[REQUEST]: Write out every entry precisely as given, leaving the pictures out.

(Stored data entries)
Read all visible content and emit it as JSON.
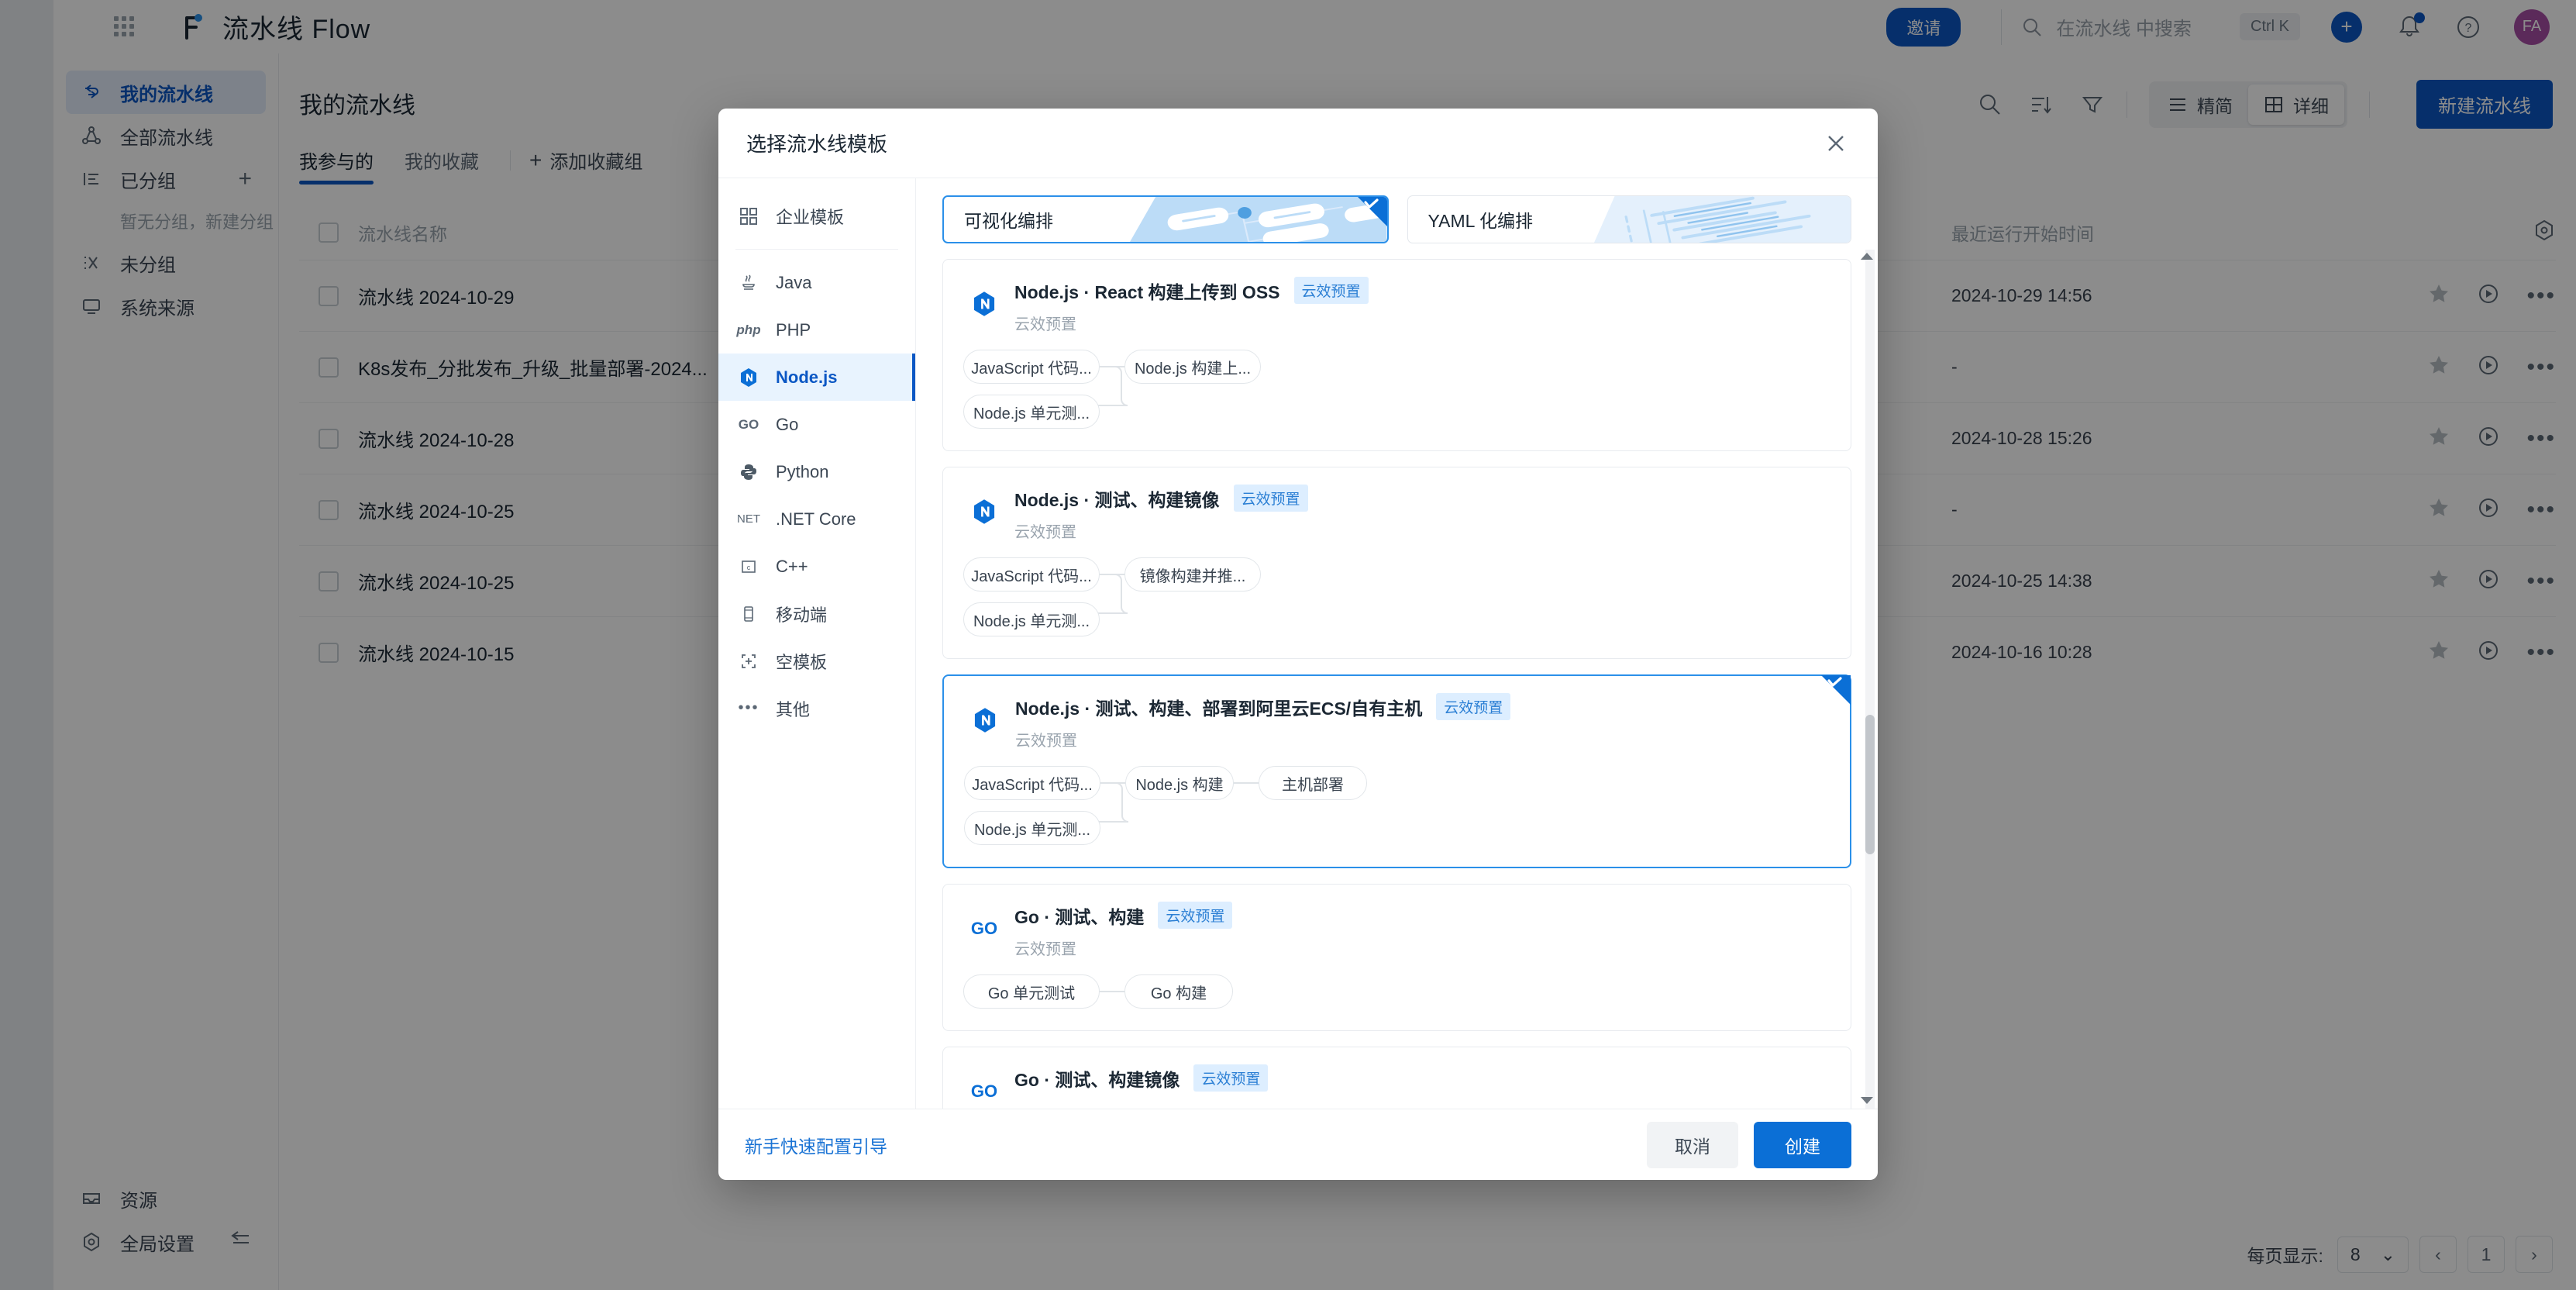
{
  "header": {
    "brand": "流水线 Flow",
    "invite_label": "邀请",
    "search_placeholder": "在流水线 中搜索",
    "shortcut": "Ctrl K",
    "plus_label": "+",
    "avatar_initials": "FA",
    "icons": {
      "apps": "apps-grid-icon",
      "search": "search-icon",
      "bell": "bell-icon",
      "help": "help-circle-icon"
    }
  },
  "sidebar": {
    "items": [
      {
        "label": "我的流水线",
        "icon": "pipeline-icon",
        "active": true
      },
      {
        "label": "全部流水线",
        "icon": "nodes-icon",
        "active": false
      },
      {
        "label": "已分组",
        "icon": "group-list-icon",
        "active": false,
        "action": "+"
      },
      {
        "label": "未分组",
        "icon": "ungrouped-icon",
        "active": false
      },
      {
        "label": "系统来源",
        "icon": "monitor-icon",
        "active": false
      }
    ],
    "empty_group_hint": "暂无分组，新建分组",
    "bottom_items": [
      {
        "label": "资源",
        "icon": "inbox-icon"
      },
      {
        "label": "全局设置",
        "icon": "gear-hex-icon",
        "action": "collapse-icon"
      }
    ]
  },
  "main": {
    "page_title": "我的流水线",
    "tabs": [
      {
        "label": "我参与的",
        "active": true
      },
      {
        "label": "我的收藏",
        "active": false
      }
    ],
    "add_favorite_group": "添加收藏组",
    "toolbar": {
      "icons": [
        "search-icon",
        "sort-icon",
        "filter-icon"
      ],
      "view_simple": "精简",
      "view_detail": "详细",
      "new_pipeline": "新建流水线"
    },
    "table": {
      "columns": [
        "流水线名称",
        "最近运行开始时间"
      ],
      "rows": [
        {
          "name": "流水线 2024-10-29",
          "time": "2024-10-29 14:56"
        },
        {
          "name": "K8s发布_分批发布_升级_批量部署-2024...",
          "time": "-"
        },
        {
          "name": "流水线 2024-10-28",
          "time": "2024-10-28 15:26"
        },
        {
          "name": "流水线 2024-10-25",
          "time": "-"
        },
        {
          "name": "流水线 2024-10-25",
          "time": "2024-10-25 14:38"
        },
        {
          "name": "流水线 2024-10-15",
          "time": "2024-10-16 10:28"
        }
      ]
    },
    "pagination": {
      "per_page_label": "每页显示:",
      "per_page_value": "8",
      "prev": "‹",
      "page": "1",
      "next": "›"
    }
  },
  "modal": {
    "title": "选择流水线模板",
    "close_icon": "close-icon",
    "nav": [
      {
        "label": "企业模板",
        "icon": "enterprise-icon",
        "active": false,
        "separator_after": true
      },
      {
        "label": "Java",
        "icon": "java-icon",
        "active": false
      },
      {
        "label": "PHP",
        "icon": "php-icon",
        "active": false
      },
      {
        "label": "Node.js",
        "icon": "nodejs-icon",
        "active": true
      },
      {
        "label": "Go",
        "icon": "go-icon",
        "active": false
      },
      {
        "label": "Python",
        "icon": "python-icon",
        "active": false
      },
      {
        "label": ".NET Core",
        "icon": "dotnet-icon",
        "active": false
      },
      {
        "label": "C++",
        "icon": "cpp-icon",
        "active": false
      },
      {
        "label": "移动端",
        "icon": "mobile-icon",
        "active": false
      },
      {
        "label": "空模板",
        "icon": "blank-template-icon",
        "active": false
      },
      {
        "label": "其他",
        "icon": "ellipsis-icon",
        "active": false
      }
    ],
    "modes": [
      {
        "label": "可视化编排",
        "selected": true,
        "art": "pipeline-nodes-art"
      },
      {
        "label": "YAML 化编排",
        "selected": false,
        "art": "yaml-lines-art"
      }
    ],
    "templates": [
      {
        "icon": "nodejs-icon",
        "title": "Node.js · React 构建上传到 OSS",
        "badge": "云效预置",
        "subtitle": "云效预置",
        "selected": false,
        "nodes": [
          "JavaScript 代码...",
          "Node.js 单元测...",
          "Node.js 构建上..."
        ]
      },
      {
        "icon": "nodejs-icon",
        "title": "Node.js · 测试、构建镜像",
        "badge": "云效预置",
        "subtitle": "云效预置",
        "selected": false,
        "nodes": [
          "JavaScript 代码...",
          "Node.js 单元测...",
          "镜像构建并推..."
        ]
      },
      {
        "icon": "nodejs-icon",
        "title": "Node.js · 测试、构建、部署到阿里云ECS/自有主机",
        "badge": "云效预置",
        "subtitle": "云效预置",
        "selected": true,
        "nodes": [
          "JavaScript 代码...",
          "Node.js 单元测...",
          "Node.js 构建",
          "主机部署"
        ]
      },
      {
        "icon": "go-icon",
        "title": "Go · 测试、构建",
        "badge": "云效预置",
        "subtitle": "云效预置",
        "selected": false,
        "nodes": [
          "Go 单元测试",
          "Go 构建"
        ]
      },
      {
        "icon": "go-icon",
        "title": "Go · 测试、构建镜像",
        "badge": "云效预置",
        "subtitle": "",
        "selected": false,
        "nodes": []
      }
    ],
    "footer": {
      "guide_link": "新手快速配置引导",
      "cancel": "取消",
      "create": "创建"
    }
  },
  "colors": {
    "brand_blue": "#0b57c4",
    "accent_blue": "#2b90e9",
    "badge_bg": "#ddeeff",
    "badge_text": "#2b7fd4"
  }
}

[EXERCISE OUTPUT]:
Read all visible content and emit it as JSON.
{
  "header": {
    "brand": "流水线 Flow",
    "invite_label": "邀请",
    "search_placeholder": "在流水线 中搜索",
    "shortcut": "Ctrl K",
    "plus_label": "+",
    "avatar_initials": "FA",
    "icons": {
      "apps": "apps-grid-icon",
      "search": "search-icon",
      "bell": "bell-icon",
      "help": "help-circle-icon"
    }
  },
  "sidebar": {
    "items": [
      {
        "label": "我的流水线",
        "icon": "pipeline-icon",
        "active": true
      },
      {
        "label": "全部流水线",
        "icon": "nodes-icon",
        "active": false
      },
      {
        "label": "已分组",
        "icon": "group-list-icon",
        "active": false,
        "action": "+"
      },
      {
        "label": "未分组",
        "icon": "ungrouped-icon",
        "active": false
      },
      {
        "label": "系统来源",
        "icon": "monitor-icon",
        "active": false
      }
    ],
    "empty_group_hint": "暂无分组，新建分组",
    "bottom_items": [
      {
        "label": "资源",
        "icon": "inbox-icon"
      },
      {
        "label": "全局设置",
        "icon": "gear-hex-icon",
        "action": "collapse-icon"
      }
    ]
  },
  "main": {
    "page_title": "我的流水线",
    "tabs": [
      {
        "label": "我参与的",
        "active": true
      },
      {
        "label": "我的收藏",
        "active": false
      }
    ],
    "add_favorite_group": "添加收藏组",
    "toolbar": {
      "icons": [
        "search-icon",
        "sort-icon",
        "filter-icon"
      ],
      "view_simple": "精简",
      "view_detail": "详细",
      "new_pipeline": "新建流水线"
    },
    "table": {
      "columns": [
        "流水线名称",
        "最近运行开始时间"
      ],
      "rows": [
        {
          "name": "流水线 2024-10-29",
          "time": "2024-10-29 14:56"
        },
        {
          "name": "K8s发布_分批发布_升级_批量部署-2024...",
          "time": "-"
        },
        {
          "name": "流水线 2024-10-28",
          "time": "2024-10-28 15:26"
        },
        {
          "name": "流水线 2024-10-25",
          "time": "-"
        },
        {
          "name": "流水线 2024-10-25",
          "time": "2024-10-25 14:38"
        },
        {
          "name": "流水线 2024-10-15",
          "time": "2024-10-16 10:28"
        }
      ]
    },
    "pagination": {
      "per_page_label": "每页显示:",
      "per_page_value": "8",
      "prev": "‹",
      "page": "1",
      "next": "›"
    }
  },
  "modal": {
    "title": "选择流水线模板",
    "close_icon": "close-icon",
    "nav": [
      {
        "label": "企业模板",
        "icon": "enterprise-icon",
        "active": false,
        "separator_after": true
      },
      {
        "label": "Java",
        "icon": "java-icon",
        "active": false
      },
      {
        "label": "PHP",
        "icon": "php-icon",
        "active": false
      },
      {
        "label": "Node.js",
        "icon": "nodejs-icon",
        "active": true
      },
      {
        "label": "Go",
        "icon": "go-icon",
        "active": false
      },
      {
        "label": "Python",
        "icon": "python-icon",
        "active": false
      },
      {
        "label": ".NET Core",
        "icon": "dotnet-icon",
        "active": false
      },
      {
        "label": "C++",
        "icon": "cpp-icon",
        "active": false
      },
      {
        "label": "移动端",
        "icon": "mobile-icon",
        "active": false
      },
      {
        "label": "空模板",
        "icon": "blank-template-icon",
        "active": false
      },
      {
        "label": "其他",
        "icon": "ellipsis-icon",
        "active": false
      }
    ],
    "modes": [
      {
        "label": "可视化编排",
        "selected": true,
        "art": "pipeline-nodes-art"
      },
      {
        "label": "YAML 化编排",
        "selected": false,
        "art": "yaml-lines-art"
      }
    ],
    "templates": [
      {
        "icon": "nodejs-icon",
        "title": "Node.js · React 构建上传到 OSS",
        "badge": "云效预置",
        "subtitle": "云效预置",
        "selected": false,
        "nodes": [
          "JavaScript 代码...",
          "Node.js 单元测...",
          "Node.js 构建上..."
        ]
      },
      {
        "icon": "nodejs-icon",
        "title": "Node.js · 测试、构建镜像",
        "badge": "云效预置",
        "subtitle": "云效预置",
        "selected": false,
        "nodes": [
          "JavaScript 代码...",
          "Node.js 单元测...",
          "镜像构建并推..."
        ]
      },
      {
        "icon": "nodejs-icon",
        "title": "Node.js · 测试、构建、部署到阿里云ECS/自有主机",
        "badge": "云效预置",
        "subtitle": "云效预置",
        "selected": true,
        "nodes": [
          "JavaScript 代码...",
          "Node.js 单元测...",
          "Node.js 构建",
          "主机部署"
        ]
      },
      {
        "icon": "go-icon",
        "title": "Go · 测试、构建",
        "badge": "云效预置",
        "subtitle": "云效预置",
        "selected": false,
        "nodes": [
          "Go 单元测试",
          "Go 构建"
        ]
      },
      {
        "icon": "go-icon",
        "title": "Go · 测试、构建镜像",
        "badge": "云效预置",
        "subtitle": "",
        "selected": false,
        "nodes": []
      }
    ],
    "footer": {
      "guide_link": "新手快速配置引导",
      "cancel": "取消",
      "create": "创建"
    }
  },
  "colors": {
    "brand_blue": "#0b57c4",
    "accent_blue": "#2b90e9",
    "badge_bg": "#ddeeff",
    "badge_text": "#2b7fd4"
  }
}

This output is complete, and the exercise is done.